# CHALLENGE
Check each line for the word "type" and report how many have it. Give nothing else.

# DATASET ROWS

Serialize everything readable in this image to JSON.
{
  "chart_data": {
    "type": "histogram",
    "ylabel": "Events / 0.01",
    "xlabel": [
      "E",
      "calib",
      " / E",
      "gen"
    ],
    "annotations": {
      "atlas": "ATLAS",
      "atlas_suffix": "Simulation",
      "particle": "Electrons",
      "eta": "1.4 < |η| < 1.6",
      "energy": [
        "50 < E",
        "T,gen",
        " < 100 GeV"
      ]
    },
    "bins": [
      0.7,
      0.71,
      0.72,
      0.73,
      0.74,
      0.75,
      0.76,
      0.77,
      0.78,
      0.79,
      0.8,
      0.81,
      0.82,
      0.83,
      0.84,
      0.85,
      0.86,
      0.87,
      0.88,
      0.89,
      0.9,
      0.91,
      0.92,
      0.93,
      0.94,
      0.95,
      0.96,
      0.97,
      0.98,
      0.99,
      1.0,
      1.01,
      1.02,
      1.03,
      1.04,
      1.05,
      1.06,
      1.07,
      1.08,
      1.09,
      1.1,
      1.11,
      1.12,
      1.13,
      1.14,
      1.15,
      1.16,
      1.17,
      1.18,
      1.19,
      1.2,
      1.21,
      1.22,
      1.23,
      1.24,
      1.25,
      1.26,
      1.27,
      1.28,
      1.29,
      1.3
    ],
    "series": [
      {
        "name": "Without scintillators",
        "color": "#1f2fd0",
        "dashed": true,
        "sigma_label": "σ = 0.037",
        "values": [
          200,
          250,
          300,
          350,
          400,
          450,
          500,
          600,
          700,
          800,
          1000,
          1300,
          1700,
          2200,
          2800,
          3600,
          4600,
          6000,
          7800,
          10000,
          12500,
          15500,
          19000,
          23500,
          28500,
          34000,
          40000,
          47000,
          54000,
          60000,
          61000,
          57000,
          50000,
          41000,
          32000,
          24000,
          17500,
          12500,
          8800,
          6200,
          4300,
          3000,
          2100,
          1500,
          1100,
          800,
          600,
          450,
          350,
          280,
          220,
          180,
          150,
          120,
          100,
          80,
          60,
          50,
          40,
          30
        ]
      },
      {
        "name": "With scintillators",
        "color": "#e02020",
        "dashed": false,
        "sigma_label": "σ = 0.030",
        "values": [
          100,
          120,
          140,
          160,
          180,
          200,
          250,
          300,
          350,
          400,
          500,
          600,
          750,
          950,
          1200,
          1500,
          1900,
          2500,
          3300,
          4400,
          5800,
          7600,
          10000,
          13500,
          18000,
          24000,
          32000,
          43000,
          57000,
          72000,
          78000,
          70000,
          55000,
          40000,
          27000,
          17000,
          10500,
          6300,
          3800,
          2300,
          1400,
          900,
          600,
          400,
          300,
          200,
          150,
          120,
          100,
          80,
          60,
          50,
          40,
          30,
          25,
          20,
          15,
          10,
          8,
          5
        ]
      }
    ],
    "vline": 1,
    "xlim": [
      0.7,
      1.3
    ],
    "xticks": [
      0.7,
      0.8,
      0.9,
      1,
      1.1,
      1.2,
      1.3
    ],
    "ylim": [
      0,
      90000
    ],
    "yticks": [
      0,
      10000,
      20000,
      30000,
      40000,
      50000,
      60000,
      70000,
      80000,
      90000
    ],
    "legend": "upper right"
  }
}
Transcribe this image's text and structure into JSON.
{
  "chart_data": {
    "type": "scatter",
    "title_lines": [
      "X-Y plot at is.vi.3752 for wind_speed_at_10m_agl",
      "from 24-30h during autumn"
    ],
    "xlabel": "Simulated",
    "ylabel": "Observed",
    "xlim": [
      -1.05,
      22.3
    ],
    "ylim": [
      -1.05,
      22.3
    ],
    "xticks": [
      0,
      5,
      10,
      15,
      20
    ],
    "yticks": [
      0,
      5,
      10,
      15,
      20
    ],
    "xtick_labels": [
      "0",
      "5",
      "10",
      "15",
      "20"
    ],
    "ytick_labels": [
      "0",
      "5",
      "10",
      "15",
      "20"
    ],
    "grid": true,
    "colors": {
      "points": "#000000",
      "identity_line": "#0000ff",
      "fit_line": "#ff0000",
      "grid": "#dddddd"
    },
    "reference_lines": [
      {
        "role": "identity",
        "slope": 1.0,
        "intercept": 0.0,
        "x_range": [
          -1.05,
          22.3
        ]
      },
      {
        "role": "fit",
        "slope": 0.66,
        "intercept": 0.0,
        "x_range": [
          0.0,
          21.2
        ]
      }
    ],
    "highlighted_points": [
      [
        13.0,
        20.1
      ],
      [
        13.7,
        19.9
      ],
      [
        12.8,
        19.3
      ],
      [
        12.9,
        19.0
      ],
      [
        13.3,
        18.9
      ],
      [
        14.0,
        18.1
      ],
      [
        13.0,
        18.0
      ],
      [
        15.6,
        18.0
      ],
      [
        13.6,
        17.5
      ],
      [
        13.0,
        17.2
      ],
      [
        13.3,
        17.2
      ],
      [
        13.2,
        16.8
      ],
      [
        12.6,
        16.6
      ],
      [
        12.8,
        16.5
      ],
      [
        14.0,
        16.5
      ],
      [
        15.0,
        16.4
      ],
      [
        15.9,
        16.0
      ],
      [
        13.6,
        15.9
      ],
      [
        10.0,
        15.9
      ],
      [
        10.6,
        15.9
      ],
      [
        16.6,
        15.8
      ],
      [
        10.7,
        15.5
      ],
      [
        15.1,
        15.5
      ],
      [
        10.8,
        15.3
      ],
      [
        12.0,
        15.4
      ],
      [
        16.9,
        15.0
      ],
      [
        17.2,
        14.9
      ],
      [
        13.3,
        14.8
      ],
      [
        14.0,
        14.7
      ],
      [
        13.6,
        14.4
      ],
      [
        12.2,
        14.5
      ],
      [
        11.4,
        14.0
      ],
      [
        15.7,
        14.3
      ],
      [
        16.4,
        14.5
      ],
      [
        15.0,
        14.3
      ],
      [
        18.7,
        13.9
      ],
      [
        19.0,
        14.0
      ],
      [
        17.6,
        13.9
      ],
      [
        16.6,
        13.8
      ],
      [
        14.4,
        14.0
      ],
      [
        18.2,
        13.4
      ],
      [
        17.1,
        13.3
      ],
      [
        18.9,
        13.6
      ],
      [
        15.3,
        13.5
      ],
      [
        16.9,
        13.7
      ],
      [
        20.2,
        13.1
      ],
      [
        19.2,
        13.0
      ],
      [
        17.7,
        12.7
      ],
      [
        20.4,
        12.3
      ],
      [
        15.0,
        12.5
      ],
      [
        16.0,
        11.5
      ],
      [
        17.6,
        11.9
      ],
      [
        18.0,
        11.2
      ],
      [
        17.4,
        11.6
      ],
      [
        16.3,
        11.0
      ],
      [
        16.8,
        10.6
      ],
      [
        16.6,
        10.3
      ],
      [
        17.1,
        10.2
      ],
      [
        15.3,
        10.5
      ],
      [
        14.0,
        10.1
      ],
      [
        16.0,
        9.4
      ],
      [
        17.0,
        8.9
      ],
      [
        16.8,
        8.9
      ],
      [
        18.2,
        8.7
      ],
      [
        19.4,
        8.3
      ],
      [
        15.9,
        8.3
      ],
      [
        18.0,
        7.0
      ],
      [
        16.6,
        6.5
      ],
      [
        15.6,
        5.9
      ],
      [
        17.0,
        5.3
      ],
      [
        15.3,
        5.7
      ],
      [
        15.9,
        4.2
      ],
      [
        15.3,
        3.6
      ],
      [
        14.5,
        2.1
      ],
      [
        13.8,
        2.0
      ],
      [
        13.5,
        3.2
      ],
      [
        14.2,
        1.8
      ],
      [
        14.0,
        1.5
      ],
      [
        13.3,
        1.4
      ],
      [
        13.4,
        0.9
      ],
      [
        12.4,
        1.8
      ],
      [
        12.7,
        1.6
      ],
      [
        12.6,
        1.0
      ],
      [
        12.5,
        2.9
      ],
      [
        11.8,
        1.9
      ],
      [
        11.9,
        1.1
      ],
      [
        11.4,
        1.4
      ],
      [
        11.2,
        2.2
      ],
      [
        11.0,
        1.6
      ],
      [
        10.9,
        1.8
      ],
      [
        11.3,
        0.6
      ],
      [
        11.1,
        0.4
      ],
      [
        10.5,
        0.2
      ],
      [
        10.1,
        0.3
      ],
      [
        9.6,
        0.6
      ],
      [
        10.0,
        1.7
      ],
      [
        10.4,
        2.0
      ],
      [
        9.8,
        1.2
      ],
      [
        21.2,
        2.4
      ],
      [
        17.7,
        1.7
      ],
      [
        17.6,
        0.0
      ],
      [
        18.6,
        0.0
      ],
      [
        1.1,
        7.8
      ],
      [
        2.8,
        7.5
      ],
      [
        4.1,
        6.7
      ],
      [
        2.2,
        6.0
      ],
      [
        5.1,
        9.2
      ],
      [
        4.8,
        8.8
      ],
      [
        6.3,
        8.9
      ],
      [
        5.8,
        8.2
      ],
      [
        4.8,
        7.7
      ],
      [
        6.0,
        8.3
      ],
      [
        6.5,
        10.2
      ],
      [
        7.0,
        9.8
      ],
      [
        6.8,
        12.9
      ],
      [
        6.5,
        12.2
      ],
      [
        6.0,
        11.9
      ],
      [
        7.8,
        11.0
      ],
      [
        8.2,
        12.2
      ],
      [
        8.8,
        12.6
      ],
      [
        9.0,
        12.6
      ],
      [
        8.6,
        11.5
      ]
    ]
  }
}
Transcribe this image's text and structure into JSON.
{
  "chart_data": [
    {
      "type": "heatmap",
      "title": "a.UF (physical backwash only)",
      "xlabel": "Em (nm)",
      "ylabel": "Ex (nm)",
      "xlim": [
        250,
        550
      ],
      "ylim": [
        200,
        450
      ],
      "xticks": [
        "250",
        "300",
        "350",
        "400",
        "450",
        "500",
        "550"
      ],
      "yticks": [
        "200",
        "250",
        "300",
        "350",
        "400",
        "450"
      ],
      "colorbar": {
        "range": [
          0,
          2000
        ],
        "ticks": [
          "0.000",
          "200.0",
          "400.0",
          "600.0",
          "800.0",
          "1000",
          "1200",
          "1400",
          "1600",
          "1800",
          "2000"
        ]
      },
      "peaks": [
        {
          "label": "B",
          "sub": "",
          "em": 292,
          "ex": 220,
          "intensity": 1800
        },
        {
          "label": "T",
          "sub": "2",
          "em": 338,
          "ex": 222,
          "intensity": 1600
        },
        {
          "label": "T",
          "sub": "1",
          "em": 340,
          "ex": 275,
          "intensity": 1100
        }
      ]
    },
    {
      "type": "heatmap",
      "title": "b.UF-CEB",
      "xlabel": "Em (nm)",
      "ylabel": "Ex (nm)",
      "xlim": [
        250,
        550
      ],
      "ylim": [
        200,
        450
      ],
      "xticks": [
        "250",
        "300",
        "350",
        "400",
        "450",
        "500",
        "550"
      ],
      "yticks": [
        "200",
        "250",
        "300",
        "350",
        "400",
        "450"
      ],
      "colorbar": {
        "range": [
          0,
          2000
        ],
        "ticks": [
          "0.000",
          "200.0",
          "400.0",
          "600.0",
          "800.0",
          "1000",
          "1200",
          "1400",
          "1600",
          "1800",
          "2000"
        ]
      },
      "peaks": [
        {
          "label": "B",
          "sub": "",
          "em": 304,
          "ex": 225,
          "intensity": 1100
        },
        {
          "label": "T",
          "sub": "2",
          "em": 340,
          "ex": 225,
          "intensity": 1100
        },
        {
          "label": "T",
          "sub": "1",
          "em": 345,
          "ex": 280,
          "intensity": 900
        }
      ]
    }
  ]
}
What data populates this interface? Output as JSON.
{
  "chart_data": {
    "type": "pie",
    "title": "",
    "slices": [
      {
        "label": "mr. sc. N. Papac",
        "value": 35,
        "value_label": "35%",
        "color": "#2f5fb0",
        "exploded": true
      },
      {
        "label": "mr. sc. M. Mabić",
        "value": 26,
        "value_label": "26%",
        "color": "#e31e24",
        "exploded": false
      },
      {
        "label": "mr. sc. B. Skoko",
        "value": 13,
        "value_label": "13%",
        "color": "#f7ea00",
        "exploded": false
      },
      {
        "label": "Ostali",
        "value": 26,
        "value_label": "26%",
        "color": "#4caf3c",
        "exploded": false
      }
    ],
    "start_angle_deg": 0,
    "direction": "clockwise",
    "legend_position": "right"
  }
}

# TASK OUTPUT
5